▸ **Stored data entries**
------------------------------

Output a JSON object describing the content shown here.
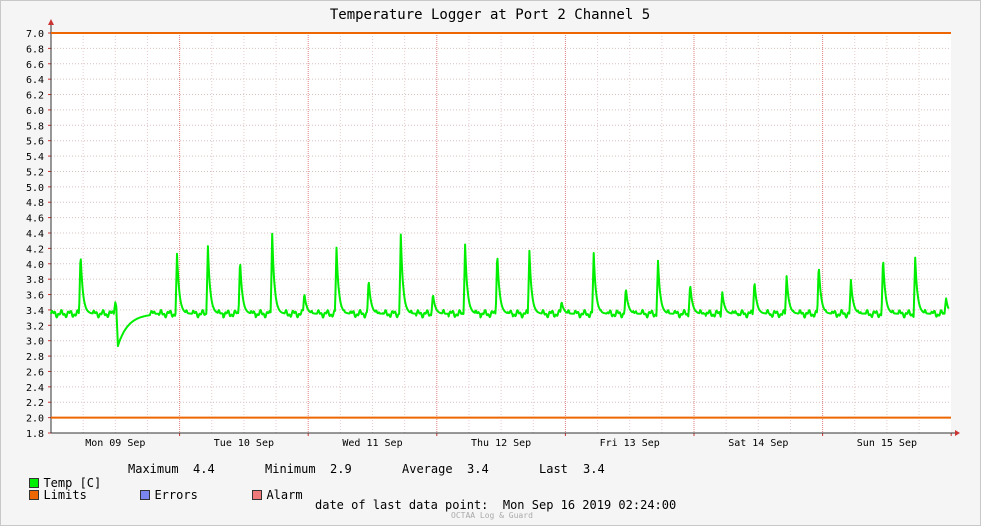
{
  "chart_data": {
    "type": "line",
    "title": "Temperature Logger at Port 2 Channel 5",
    "ylim": [
      1.8,
      7.0
    ],
    "yticks": [
      "7.0",
      "6.8",
      "6.6",
      "6.4",
      "6.2",
      "6.0",
      "5.8",
      "5.6",
      "5.4",
      "5.2",
      "5.0",
      "4.8",
      "4.6",
      "4.4",
      "4.2",
      "4.0",
      "3.8",
      "3.6",
      "3.4",
      "3.2",
      "3.0",
      "2.8",
      "2.6",
      "2.4",
      "2.2",
      "2.0",
      "1.8"
    ],
    "xticks": [
      "Mon 09 Sep",
      "Tue 10 Sep",
      "Wed 11 Sep",
      "Thu 12 Sep",
      "Fri 13 Sep",
      "Sat 14 Sep",
      "Sun 15 Sep"
    ],
    "xrange_days": [
      0,
      7.0
    ],
    "limits": [
      2.0,
      7.0
    ],
    "baseline": 3.35,
    "series": [
      {
        "name": "Temp [C]",
        "color": "#00ee00",
        "spikes": [
          [
            0.23,
            4.14
          ],
          [
            0.5,
            3.5
          ],
          [
            0.72,
            3.4
          ],
          [
            0.98,
            4.13
          ],
          [
            1.22,
            4.23
          ],
          [
            1.47,
            4.06
          ],
          [
            1.72,
            4.39
          ],
          [
            1.97,
            3.62
          ],
          [
            2.22,
            4.21
          ],
          [
            2.47,
            3.8
          ],
          [
            2.72,
            4.38
          ],
          [
            2.97,
            3.61
          ],
          [
            3.22,
            4.25
          ],
          [
            3.47,
            4.15
          ],
          [
            3.72,
            4.17
          ],
          [
            3.97,
            3.51
          ],
          [
            4.22,
            4.14
          ],
          [
            4.47,
            3.69
          ],
          [
            4.72,
            4.04
          ],
          [
            4.97,
            3.74
          ],
          [
            5.22,
            3.63
          ],
          [
            5.47,
            3.78
          ],
          [
            5.72,
            3.84
          ],
          [
            5.97,
            3.99
          ],
          [
            6.22,
            3.79
          ],
          [
            6.47,
            4.09
          ],
          [
            6.72,
            4.08
          ],
          [
            6.96,
            3.55
          ]
        ],
        "dip": {
          "day": 0.52,
          "value": 2.93
        }
      }
    ],
    "limit_color": "#ee6600",
    "grid": true
  },
  "legend": {
    "temp_label": "Temp [C]",
    "limits_label": "Limits",
    "errors_label": "Errors",
    "alarm_label": "Alarm",
    "temp_color": "#00ee00",
    "limits_color": "#ee6600",
    "errors_color": "#7a86f0",
    "alarm_color": "#f07a7a"
  },
  "stats": {
    "maximum_label": "Maximum",
    "maximum": "4.4",
    "minimum_label": "Minimum",
    "minimum": "2.9",
    "average_label": "Average",
    "average": "3.4",
    "last_label": "Last",
    "last": "3.4"
  },
  "footer": {
    "date_text": "date of last data point:  Mon Sep 16 2019 02:24:00",
    "watermark": "OCTAA Log & Guard"
  }
}
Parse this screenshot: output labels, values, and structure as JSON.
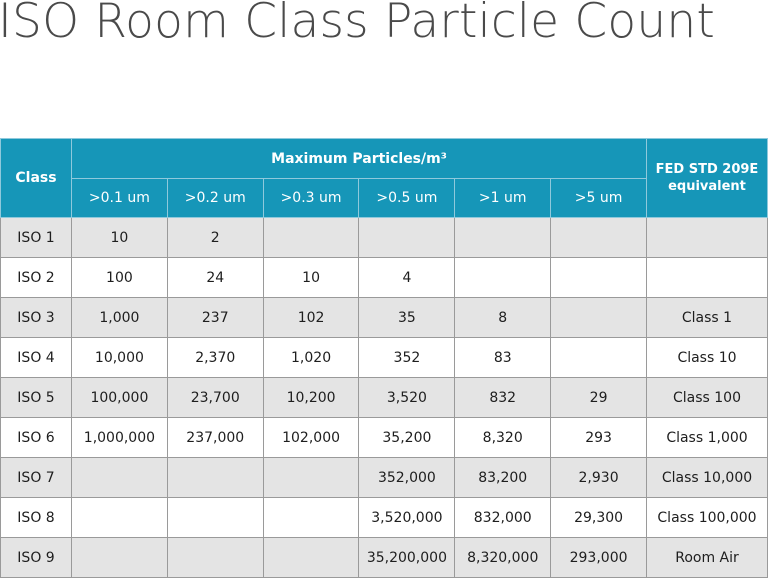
{
  "title": "ISO Room Class Particle Count",
  "table": {
    "class_header": "Class",
    "max_header": "Maximum  Particles/m³",
    "fed_header_line1": "FED STD 209E",
    "fed_header_line2": "equivalent",
    "sizes": [
      ">0.1 um",
      ">0.2 um",
      ">0.3 um",
      ">0.5 um",
      ">1 um",
      ">5 um"
    ],
    "rows": [
      {
        "cls": "ISO 1",
        "v": [
          "10",
          "2",
          "",
          "",
          "",
          ""
        ],
        "fed": ""
      },
      {
        "cls": "ISO 2",
        "v": [
          "100",
          "24",
          "10",
          "4",
          "",
          ""
        ],
        "fed": ""
      },
      {
        "cls": "ISO 3",
        "v": [
          "1,000",
          "237",
          "102",
          "35",
          "8",
          ""
        ],
        "fed": "Class 1"
      },
      {
        "cls": "ISO 4",
        "v": [
          "10,000",
          "2,370",
          "1,020",
          "352",
          "83",
          ""
        ],
        "fed": "Class 10"
      },
      {
        "cls": "ISO 5",
        "v": [
          "100,000",
          "23,700",
          "10,200",
          "3,520",
          "832",
          "29"
        ],
        "fed": "Class 100"
      },
      {
        "cls": "ISO 6",
        "v": [
          "1,000,000",
          "237,000",
          "102,000",
          "35,200",
          "8,320",
          "293"
        ],
        "fed": "Class 1,000"
      },
      {
        "cls": "ISO 7",
        "v": [
          "",
          "",
          "",
          "352,000",
          "83,200",
          "2,930"
        ],
        "fed": "Class 10,000"
      },
      {
        "cls": "ISO 8",
        "v": [
          "",
          "",
          "",
          "3,520,000",
          "832,000",
          "29,300"
        ],
        "fed": "Class 100,000"
      },
      {
        "cls": "ISO 9",
        "v": [
          "",
          "",
          "",
          "35,200,000",
          "8,320,000",
          "293,000"
        ],
        "fed": "Room Air"
      }
    ]
  }
}
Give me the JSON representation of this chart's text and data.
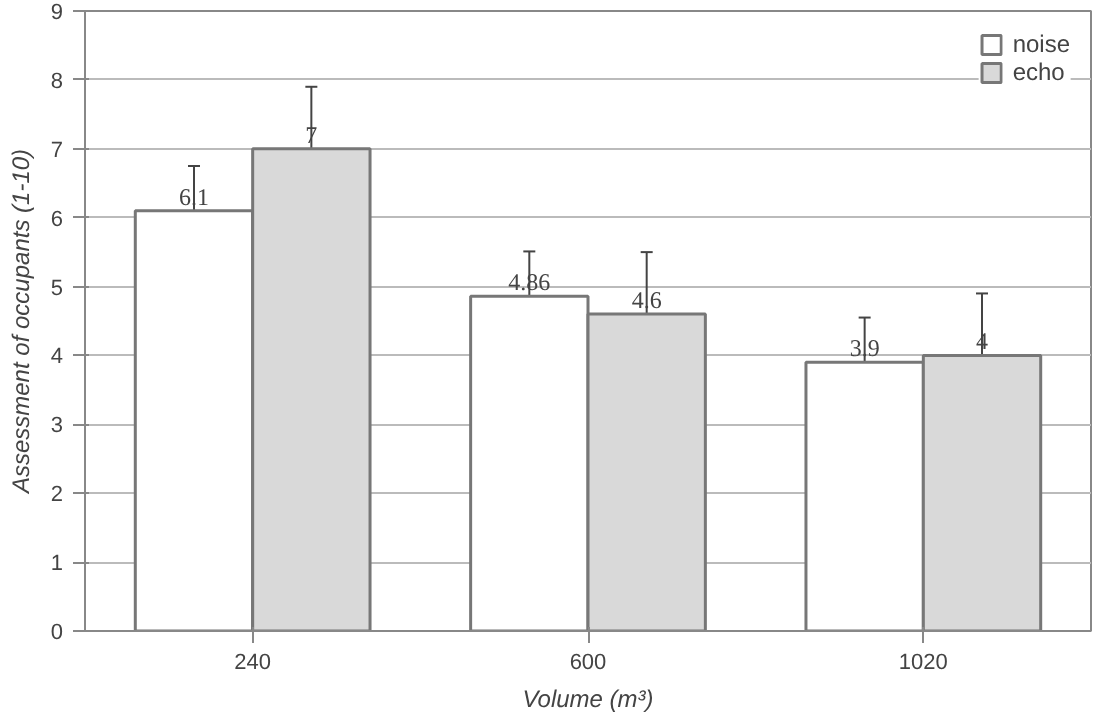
{
  "chart_data": {
    "type": "bar",
    "xlabel": "Volume (m³)",
    "ylabel": "Assessment of occupants (1-10)",
    "categories": [
      "240",
      "600",
      "1020"
    ],
    "series": [
      {
        "name": "noise",
        "color": "#ffffff",
        "values": [
          6.1,
          4.86,
          3.9
        ],
        "errors": [
          0.65,
          0.65,
          0.65
        ]
      },
      {
        "name": "echo",
        "color": "#d9d9d9",
        "values": [
          7,
          4.6,
          4
        ],
        "errors": [
          0.9,
          0.9,
          0.9
        ]
      }
    ],
    "ylim": [
      0,
      9
    ],
    "yticks": [
      0,
      1,
      2,
      3,
      4,
      5,
      6,
      7,
      8,
      9
    ],
    "grid": "y",
    "legend": "top right",
    "data_labels": true
  }
}
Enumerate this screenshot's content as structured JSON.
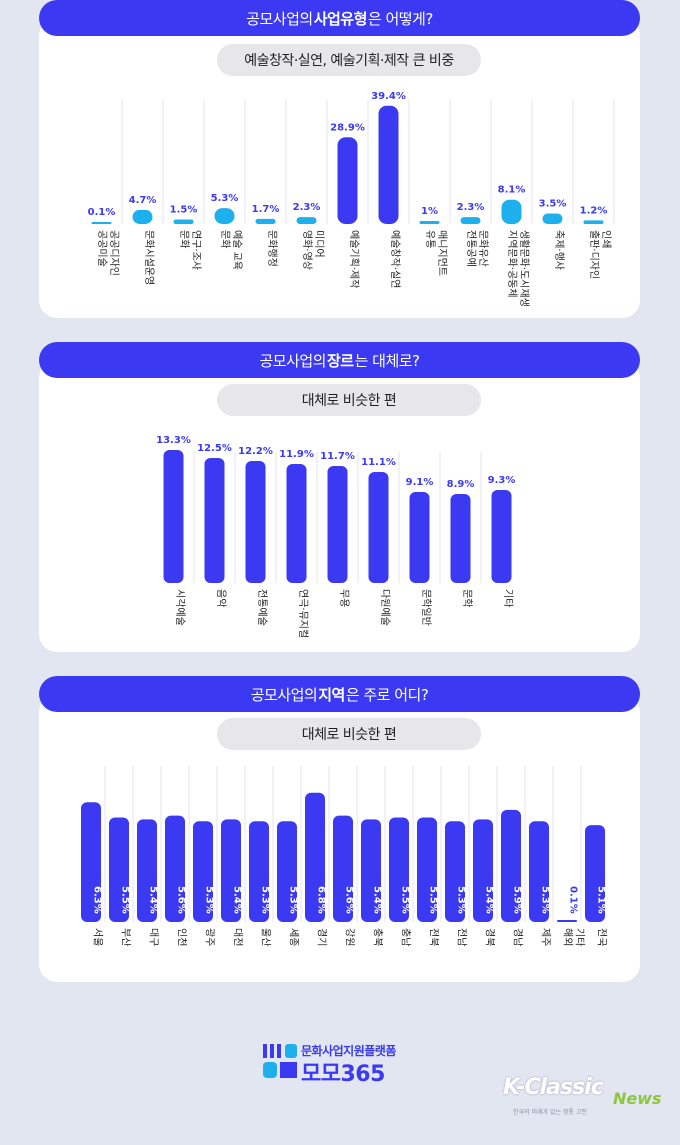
{
  "panels": [
    {
      "title_pre": "공모사업의 ",
      "title_bold": "사업유형",
      "title_post": "은 어떻게?",
      "subtitle": "예술창작·실연, 예술기획·제작 큰 비중"
    },
    {
      "title_pre": "공모사업의 ",
      "title_bold": "장르",
      "title_post": "는 대체로?",
      "subtitle": "대체로 비슷한 편"
    },
    {
      "title_pre": "공모사업의 ",
      "title_bold": "지역",
      "title_post": "은 주로 어디?",
      "subtitle": "대체로 비슷한 편"
    }
  ],
  "chart_data": [
    {
      "type": "bar",
      "unit": "%",
      "categories": [
        "공공미술\n공공디자인",
        "문화시설운영",
        "문화\n연구·조사",
        "문화\n예술 교육",
        "문화행정",
        "영화·영상\n미디어",
        "예술기획·제작",
        "예술창작·실연",
        "유통\n매니지먼트",
        "전통공예\n문화유산",
        "지역문화·공동체\n생활문화·도시재생",
        "축제·행사",
        "출판·디자인\n인쇄"
      ],
      "values": [
        0.1,
        4.7,
        1.5,
        5.3,
        1.7,
        2.3,
        28.9,
        39.4,
        1.0,
        2.3,
        8.1,
        3.5,
        1.2
      ],
      "value_labels": [
        "0.1%",
        "4.7%",
        "1.5%",
        "5.3%",
        "1.7%",
        "2.3%",
        "28.9%",
        "39.4%",
        "1%",
        "2.3%",
        "8.1%",
        "3.5%",
        "1.2%"
      ],
      "highlighted": [
        6,
        7
      ],
      "colors": {
        "normal": "#1db0ec",
        "highlight": "#3b3af2",
        "label": "#3b3af2"
      }
    },
    {
      "type": "bar",
      "unit": "%",
      "categories": [
        "시각예술",
        "음악",
        "전통예술",
        "연극·뮤지컬",
        "무용",
        "다원예술",
        "문학일반",
        "문학",
        "기타"
      ],
      "values": [
        13.3,
        12.5,
        12.2,
        11.9,
        11.7,
        11.1,
        9.1,
        8.9,
        9.3
      ],
      "value_labels": [
        "13.3%",
        "12.5%",
        "12.2%",
        "11.9%",
        "11.7%",
        "11.1%",
        "9.1%",
        "8.9%",
        "9.3%"
      ],
      "colors": {
        "bar": "#3b3af2",
        "label": "#3b3af2"
      }
    },
    {
      "type": "bar",
      "unit": "%",
      "categories": [
        "서울",
        "부산",
        "대구",
        "인천",
        "광주",
        "대전",
        "울산",
        "세종",
        "경기",
        "강원",
        "충북",
        "충남",
        "전북",
        "전남",
        "경북",
        "경남",
        "제주",
        "해외\n기타",
        "전국"
      ],
      "values": [
        6.3,
        5.5,
        5.4,
        5.6,
        5.3,
        5.4,
        5.3,
        5.3,
        6.8,
        5.6,
        5.4,
        5.5,
        5.5,
        5.3,
        5.4,
        5.9,
        5.3,
        0.1,
        5.1
      ],
      "value_labels": [
        "6.3%",
        "5.5%",
        "5.4%",
        "5.6%",
        "5.3%",
        "5.4%",
        "5.3%",
        "5.3%",
        "6.8%",
        "5.6%",
        "5.4%",
        "5.5%",
        "5.5%",
        "5.3%",
        "5.4%",
        "5.9%",
        "5.3%",
        "0.1%",
        "5.1%"
      ],
      "colors": {
        "bar": "#3b3af2",
        "inner_label": "#ffffff",
        "outer_label": "#3b3af2"
      }
    }
  ],
  "logo": {
    "tagline": "문화사업지원플랫폼",
    "name": "모모365",
    "colors": {
      "brand": "#3b3af2"
    }
  },
  "watermark": {
    "brand_a": "K-Classic",
    "brand_b": "News",
    "note": "한국의 미래가 있는 정통 고전"
  }
}
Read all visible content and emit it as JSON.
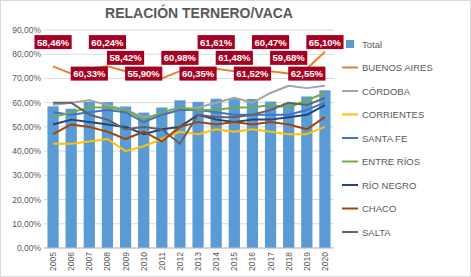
{
  "chart_data": {
    "type": "bar",
    "title": "RELACIÓN TERNERO/VACA",
    "categories": [
      "2005",
      "2006",
      "2007",
      "2008",
      "2009",
      "2010",
      "2011",
      "2012",
      "2013",
      "2014",
      "2015",
      "2016",
      "2017",
      "2018",
      "2019",
      "2020"
    ],
    "ylim": [
      0,
      90
    ],
    "yticks": [
      {
        "value": 0,
        "label": "0,00%"
      },
      {
        "value": 10,
        "label": "10,00%"
      },
      {
        "value": 20,
        "label": "20,00%"
      },
      {
        "value": 30,
        "label": "30,00%"
      },
      {
        "value": 40,
        "label": "40,00%"
      },
      {
        "value": 50,
        "label": "50,00%"
      },
      {
        "value": 60,
        "label": "60,00%"
      },
      {
        "value": 70,
        "label": "70,00%"
      },
      {
        "value": 80,
        "label": "80,00%"
      },
      {
        "value": 90,
        "label": "90,00%"
      }
    ],
    "grid": true,
    "legend": "right",
    "data_labels": true,
    "series": [
      {
        "name": "Total",
        "type": "bar",
        "color": "#5B9BD5",
        "values": [
          58.46,
          57.5,
          60.33,
          60.24,
          58.42,
          55.9,
          58,
          60.98,
          60.35,
          61.61,
          61.48,
          61.52,
          60.47,
          59.68,
          62.55,
          65.1
        ],
        "value_labels": [
          "58,46%",
          null,
          "60,33%",
          "60,24%",
          "58,42%",
          "55,90%",
          null,
          "60,98%",
          "60,35%",
          "61,61%",
          "61,48%",
          "61,52%",
          "60,47%",
          "59,68%",
          "62,55%",
          "65,10%"
        ]
      },
      {
        "name": "BUENOS AIRES",
        "type": "line",
        "color": "#ED7D31",
        "values": [
          75,
          72,
          74,
          75,
          73,
          72,
          70,
          73,
          73,
          74,
          73,
          74,
          73,
          72,
          74,
          81
        ]
      },
      {
        "name": "CÓRDOBA",
        "type": "line",
        "color": "#A5A5A5",
        "values": [
          59,
          60,
          61,
          59,
          57,
          54,
          55,
          57,
          58,
          60,
          62,
          60,
          64,
          67,
          66,
          67
        ]
      },
      {
        "name": "CORRIENTES",
        "type": "line",
        "color": "#FFC000",
        "values": [
          43,
          43,
          44,
          45,
          40,
          42,
          45,
          48,
          47,
          49,
          48,
          49,
          48,
          47,
          47,
          50
        ]
      },
      {
        "name": "SANTA FE",
        "type": "line",
        "color": "#4472C4",
        "values": [
          56,
          55,
          56,
          57,
          56,
          52,
          55,
          57,
          57,
          56,
          55,
          55,
          55,
          55,
          57,
          60
        ]
      },
      {
        "name": "ENTRE RÍOS",
        "type": "line",
        "color": "#70AD47",
        "values": [
          54,
          56,
          58,
          58,
          57,
          53,
          56,
          58,
          57,
          57,
          58,
          58,
          59,
          58,
          61,
          64
        ]
      },
      {
        "name": "RÍO NEGRO",
        "type": "line",
        "color": "#264478",
        "values": [
          51,
          53,
          52,
          51,
          50,
          47,
          49,
          50,
          55,
          53,
          52,
          53,
          53,
          54,
          55,
          59
        ]
      },
      {
        "name": "CHACO",
        "type": "line",
        "color": "#9E480E",
        "values": [
          47,
          51,
          50,
          48,
          45,
          48,
          44,
          50,
          52,
          51,
          52,
          51,
          52,
          51,
          49,
          54
        ]
      },
      {
        "name": "SALTA",
        "type": "line",
        "color": "#636363",
        "values": [
          60,
          60,
          55,
          53,
          49,
          50,
          49,
          43,
          55,
          54,
          54,
          55,
          57,
          60,
          59,
          62
        ]
      }
    ]
  }
}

------------------------------

Out of the material above, gather each line where "legend" appears.

  "legend": {
    "legend": "top right",
    "legend": "right",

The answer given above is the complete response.